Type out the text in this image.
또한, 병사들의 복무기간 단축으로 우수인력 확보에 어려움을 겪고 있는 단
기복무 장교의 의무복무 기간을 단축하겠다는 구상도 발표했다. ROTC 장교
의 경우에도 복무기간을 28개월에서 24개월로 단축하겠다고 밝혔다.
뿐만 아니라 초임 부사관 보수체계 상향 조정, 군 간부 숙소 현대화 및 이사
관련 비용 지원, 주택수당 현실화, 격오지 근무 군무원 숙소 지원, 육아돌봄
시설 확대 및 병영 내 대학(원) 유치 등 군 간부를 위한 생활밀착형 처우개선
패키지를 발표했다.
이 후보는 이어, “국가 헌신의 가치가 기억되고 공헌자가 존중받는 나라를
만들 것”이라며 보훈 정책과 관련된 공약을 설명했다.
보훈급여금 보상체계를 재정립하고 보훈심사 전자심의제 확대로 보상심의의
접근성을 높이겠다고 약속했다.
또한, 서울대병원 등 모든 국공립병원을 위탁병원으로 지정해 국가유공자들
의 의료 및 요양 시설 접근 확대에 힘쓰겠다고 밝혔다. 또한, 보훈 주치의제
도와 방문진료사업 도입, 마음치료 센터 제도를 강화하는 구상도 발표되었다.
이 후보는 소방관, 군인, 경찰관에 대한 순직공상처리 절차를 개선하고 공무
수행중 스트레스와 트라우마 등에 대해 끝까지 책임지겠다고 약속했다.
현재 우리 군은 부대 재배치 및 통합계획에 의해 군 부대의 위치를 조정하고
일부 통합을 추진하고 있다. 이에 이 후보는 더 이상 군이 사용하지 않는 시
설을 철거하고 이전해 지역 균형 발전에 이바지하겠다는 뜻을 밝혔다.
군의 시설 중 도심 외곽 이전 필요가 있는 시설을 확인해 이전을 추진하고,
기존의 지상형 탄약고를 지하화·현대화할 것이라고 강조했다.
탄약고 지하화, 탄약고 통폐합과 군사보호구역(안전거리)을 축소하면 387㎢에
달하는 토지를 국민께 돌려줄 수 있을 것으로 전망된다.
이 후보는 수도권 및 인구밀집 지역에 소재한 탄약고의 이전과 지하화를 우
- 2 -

◆ TASK GOAL
Take the entries above and transcribe them exactly.

◆ WRITTEN SOLUTION
Type out the text in this image.
또한, 병사들의 복무기간 단축으로 우수인력 확보에 어려움을 겪고 있는 단
기복무 장교의 의무복무 기간을 단축하겠다는 구상도 발표했다. ROTC 장교
의 경우에도 복무기간을 28개월에서 24개월로 단축하겠다고 밝혔다.
뿐만 아니라 초임 부사관 보수체계 상향 조정, 군 간부 숙소 현대화 및 이사
관련 비용 지원, 주택수당 현실화, 격오지 근무 군무원 숙소 지원, 육아돌봄
시설 확대 및 병영 내 대학(원) 유치 등 군 간부를 위한 생활밀착형 처우개선
패키지를 발표했다.
이 후보는 이어, “국가 헌신의 가치가 기억되고 공헌자가 존중받는 나라를
만들 것”이라며 보훈 정책과 관련된 공약을 설명했다.
보훈급여금 보상체계를 재정립하고 보훈심사 전자심의제 확대로 보상심의의
접근성을 높이겠다고 약속했다.
또한, 서울대병원 등 모든 국공립병원을 위탁병원으로 지정해 국가유공자들
의 의료 및 요양 시설 접근 확대에 힘쓰겠다고 밝혔다. 또한, 보훈 주치의제
도와 방문진료사업 도입, 마음치료 센터 제도를 강화하는 구상도 발표되었다.
이 후보는 소방관, 군인, 경찰관에 대한 순직공상처리 절차를 개선하고 공무
수행중 스트레스와 트라우마 등에 대해 끝까지 책임지겠다고 약속했다.
현재 우리 군은 부대 재배치 및 통합계획에 의해 군 부대의 위치를 조정하고
일부 통합을 추진하고 있다. 이에 이 후보는 더 이상 군이 사용하지 않는 시
설을 철거하고 이전해 지역 균형 발전에 이바지하겠다는 뜻을 밝혔다.
군의 시설 중 도심 외곽 이전 필요가 있는 시설을 확인해 이전을 추진하고,
기존의 지상형 탄약고를 지하화·현대화할 것이라고 강조했다.
탄약고 지하화, 탄약고 통폐합과 군사보호구역(안전거리)을 축소하면 387㎢에
달하는 토지를 국민께 돌려줄 수 있을 것으로 전망된다.
이 후보는 수도권 및 인구밀집 지역에 소재한 탄약고의 이전과 지하화를 우
- 2 -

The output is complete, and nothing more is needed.